## EXERCISE
Pick out the lines below that contain the string "ylabel" and copy them all.

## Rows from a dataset
**********

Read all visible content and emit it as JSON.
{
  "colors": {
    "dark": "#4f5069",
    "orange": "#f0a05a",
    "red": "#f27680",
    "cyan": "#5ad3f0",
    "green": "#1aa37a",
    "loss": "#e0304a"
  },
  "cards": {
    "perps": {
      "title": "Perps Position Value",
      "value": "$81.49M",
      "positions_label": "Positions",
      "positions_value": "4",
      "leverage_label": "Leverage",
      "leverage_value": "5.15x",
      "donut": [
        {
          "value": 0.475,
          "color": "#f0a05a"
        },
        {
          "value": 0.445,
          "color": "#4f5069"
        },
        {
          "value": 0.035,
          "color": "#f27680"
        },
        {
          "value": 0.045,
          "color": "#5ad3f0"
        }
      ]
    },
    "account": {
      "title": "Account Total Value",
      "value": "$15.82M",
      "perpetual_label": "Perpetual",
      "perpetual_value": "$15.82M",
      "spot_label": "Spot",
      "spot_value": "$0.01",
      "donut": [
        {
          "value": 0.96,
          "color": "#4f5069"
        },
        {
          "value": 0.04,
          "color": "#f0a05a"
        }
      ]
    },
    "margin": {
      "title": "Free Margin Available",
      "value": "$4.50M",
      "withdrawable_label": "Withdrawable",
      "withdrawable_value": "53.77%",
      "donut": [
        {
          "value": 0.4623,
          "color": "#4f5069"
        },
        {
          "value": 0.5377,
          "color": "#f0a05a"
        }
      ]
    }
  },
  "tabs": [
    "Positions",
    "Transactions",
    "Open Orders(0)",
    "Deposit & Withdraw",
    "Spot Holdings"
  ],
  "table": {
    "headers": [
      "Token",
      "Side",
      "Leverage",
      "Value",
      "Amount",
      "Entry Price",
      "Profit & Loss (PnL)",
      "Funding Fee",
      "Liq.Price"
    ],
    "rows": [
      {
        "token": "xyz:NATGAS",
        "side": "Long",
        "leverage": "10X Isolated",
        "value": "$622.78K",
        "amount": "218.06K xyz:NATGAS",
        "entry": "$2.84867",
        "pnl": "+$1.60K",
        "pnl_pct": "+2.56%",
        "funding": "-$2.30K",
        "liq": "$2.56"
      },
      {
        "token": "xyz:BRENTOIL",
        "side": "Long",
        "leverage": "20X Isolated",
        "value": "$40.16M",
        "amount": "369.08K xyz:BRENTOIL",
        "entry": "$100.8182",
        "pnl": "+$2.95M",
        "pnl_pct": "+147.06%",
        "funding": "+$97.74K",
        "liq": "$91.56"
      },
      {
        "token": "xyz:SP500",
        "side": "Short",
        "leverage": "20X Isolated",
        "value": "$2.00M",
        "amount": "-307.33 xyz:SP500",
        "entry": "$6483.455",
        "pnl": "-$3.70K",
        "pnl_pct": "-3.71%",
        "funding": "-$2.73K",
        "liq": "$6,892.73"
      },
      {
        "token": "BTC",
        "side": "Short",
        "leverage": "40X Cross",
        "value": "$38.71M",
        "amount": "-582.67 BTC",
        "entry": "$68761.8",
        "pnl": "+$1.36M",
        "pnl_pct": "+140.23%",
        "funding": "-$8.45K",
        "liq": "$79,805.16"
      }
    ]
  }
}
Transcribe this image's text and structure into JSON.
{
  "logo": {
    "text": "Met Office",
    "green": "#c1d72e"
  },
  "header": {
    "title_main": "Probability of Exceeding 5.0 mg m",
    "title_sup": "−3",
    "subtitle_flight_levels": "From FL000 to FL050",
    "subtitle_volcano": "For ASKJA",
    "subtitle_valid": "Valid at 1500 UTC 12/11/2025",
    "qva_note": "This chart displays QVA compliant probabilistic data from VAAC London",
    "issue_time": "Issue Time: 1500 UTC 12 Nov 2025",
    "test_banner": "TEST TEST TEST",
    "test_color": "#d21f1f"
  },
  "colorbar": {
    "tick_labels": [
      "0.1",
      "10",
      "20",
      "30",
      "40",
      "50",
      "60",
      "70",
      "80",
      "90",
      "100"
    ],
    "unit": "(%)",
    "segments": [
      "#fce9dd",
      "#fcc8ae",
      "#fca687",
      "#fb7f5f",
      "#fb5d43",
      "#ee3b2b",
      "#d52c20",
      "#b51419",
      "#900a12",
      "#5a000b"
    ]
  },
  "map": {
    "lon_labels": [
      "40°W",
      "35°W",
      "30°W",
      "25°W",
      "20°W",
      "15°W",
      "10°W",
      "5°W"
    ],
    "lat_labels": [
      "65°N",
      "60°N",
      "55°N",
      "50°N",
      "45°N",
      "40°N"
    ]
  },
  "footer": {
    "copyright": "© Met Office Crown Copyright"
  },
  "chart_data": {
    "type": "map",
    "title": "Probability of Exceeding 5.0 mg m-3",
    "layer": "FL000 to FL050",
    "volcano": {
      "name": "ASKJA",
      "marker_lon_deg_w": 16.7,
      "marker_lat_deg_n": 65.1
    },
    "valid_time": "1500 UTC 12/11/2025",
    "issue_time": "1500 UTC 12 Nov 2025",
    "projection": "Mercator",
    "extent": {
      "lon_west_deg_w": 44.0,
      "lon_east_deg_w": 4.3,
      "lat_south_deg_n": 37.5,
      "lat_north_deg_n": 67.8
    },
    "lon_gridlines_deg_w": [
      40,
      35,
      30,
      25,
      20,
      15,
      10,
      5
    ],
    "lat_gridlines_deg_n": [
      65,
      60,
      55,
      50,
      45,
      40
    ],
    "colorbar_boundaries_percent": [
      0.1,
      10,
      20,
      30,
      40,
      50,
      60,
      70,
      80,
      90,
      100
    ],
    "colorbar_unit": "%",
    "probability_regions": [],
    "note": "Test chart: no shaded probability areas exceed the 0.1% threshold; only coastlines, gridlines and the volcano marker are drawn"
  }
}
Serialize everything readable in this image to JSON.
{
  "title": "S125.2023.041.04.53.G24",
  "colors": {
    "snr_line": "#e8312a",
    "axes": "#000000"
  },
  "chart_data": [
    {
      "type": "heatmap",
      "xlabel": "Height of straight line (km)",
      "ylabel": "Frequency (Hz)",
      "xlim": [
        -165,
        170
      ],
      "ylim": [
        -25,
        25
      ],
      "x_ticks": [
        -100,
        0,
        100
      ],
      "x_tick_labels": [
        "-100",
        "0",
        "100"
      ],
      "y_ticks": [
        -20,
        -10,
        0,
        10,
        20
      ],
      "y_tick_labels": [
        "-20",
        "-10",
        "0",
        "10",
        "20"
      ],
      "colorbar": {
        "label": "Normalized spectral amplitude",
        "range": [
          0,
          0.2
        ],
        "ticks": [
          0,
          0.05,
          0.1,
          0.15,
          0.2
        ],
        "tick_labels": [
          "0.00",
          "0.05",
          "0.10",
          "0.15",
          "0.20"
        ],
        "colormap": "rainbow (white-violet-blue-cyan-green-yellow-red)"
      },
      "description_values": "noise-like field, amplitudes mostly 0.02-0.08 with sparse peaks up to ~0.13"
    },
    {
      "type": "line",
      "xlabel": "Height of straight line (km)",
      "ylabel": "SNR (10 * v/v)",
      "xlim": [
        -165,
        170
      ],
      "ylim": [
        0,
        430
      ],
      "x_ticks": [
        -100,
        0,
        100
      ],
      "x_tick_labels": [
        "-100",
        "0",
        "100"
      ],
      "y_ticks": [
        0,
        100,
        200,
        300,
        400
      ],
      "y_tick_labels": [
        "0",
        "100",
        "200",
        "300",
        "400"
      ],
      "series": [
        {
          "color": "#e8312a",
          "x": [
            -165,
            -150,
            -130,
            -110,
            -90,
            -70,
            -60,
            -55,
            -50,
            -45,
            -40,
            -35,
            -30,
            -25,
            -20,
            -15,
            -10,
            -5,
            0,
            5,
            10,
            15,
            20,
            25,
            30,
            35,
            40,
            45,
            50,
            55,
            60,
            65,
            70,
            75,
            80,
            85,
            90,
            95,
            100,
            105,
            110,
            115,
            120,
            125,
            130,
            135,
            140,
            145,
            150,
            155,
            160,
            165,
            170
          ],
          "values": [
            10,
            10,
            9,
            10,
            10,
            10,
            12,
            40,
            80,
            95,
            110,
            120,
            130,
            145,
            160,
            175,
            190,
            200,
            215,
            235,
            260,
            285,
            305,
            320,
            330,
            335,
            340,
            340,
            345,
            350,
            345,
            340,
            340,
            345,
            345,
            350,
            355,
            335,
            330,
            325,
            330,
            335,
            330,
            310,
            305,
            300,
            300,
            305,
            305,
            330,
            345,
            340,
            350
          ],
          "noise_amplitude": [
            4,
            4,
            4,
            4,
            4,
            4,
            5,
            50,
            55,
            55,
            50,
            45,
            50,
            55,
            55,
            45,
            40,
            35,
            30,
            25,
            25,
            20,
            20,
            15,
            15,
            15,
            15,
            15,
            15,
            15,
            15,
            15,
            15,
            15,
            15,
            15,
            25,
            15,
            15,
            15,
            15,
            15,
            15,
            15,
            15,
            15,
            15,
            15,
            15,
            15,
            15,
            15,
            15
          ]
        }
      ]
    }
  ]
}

**********

## CORRECT OUTPUT
      "ylabel": "Frequency (Hz)",
      "ylabel": "SNR (10 * v/v)",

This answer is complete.